STATED EXERCISE: Go through the data below and gather each line containing "stars".

EXERCISE DATA:
____________
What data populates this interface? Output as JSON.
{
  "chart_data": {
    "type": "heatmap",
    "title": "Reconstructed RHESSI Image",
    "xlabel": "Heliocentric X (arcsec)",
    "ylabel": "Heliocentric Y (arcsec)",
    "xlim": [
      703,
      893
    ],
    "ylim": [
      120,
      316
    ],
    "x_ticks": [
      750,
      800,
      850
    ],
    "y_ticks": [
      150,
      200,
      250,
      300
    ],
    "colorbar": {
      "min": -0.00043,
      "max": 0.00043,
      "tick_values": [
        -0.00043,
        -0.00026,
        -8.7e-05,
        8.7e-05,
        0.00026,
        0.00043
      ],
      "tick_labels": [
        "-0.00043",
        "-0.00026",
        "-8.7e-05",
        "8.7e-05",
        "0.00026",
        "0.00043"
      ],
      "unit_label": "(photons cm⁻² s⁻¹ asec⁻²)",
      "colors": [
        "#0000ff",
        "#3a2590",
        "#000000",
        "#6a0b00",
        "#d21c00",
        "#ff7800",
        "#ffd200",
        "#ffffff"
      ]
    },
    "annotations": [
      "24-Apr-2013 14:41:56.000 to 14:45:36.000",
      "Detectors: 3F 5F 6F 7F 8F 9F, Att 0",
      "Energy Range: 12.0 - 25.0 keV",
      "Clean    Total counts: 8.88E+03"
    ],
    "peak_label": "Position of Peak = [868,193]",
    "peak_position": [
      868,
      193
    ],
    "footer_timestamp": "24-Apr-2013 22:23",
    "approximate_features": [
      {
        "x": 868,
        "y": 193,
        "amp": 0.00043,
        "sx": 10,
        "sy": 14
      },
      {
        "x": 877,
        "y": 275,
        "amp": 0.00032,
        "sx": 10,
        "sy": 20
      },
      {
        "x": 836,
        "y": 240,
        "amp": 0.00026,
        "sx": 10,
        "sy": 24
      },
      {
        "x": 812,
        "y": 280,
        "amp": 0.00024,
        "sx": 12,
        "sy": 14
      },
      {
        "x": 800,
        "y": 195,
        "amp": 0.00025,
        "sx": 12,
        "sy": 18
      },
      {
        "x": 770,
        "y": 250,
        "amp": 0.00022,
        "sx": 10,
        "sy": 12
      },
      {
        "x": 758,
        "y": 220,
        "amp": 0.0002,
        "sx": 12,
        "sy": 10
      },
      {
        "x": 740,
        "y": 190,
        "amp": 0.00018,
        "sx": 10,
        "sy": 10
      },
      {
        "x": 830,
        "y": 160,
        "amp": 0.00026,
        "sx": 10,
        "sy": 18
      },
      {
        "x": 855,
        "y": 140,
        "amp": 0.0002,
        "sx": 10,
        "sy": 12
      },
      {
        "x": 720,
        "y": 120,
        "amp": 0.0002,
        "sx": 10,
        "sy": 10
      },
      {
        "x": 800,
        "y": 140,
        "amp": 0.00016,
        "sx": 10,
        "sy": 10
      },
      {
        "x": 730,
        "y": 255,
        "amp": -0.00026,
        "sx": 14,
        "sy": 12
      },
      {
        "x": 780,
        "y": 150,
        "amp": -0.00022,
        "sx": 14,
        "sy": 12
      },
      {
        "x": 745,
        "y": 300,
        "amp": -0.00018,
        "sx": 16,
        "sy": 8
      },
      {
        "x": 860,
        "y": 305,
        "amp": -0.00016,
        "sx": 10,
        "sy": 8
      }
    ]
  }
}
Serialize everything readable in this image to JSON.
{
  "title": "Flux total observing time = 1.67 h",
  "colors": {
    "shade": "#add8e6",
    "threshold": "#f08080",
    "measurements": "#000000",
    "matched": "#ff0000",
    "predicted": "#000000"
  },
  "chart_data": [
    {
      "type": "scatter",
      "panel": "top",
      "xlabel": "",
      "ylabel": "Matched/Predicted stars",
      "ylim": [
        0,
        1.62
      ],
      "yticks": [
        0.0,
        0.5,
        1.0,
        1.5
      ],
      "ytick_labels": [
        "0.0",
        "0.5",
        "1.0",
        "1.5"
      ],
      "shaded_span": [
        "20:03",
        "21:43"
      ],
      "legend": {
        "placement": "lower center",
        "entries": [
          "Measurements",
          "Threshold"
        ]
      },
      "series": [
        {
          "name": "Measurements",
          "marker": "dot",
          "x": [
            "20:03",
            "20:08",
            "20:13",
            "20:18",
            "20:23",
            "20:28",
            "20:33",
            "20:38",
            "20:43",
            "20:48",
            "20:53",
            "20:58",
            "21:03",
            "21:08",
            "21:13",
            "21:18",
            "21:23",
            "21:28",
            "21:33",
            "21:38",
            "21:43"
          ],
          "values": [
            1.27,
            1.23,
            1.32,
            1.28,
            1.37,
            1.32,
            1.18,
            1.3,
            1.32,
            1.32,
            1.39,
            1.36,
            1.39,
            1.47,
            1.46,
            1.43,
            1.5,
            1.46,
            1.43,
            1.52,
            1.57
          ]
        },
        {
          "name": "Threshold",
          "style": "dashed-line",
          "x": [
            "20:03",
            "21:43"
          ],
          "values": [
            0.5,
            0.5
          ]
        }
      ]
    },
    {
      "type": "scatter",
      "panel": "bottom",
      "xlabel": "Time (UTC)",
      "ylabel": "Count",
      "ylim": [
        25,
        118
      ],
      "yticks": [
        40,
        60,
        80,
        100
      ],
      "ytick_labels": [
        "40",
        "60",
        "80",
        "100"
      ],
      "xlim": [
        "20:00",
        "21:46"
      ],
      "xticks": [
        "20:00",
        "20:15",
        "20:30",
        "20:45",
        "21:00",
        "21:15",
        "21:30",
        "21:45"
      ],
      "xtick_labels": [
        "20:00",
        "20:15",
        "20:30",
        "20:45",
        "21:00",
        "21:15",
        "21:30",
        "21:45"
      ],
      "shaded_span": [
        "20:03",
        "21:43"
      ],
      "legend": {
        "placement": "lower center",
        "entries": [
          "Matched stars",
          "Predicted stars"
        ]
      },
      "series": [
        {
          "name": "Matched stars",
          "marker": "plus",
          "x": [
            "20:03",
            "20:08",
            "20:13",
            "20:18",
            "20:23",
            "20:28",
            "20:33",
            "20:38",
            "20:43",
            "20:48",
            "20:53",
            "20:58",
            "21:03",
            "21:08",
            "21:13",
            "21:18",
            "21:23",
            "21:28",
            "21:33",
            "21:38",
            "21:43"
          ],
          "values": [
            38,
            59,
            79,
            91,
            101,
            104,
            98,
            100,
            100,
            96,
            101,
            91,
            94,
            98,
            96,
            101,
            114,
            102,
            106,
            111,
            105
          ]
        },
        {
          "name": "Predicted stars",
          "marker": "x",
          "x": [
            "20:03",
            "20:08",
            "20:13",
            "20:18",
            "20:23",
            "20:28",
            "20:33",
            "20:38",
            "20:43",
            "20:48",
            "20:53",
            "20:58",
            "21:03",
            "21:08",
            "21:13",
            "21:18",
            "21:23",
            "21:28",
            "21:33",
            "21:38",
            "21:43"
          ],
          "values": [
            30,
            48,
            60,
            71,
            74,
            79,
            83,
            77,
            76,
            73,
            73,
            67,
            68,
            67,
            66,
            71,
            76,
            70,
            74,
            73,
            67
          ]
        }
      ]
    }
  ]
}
____________
WORKED SOLUTION:
      "ylabel": "Matched/Predicted stars",
          "Matched stars",
          "Predicted stars"
          "name": "Matched stars",
          "name": "Predicted stars",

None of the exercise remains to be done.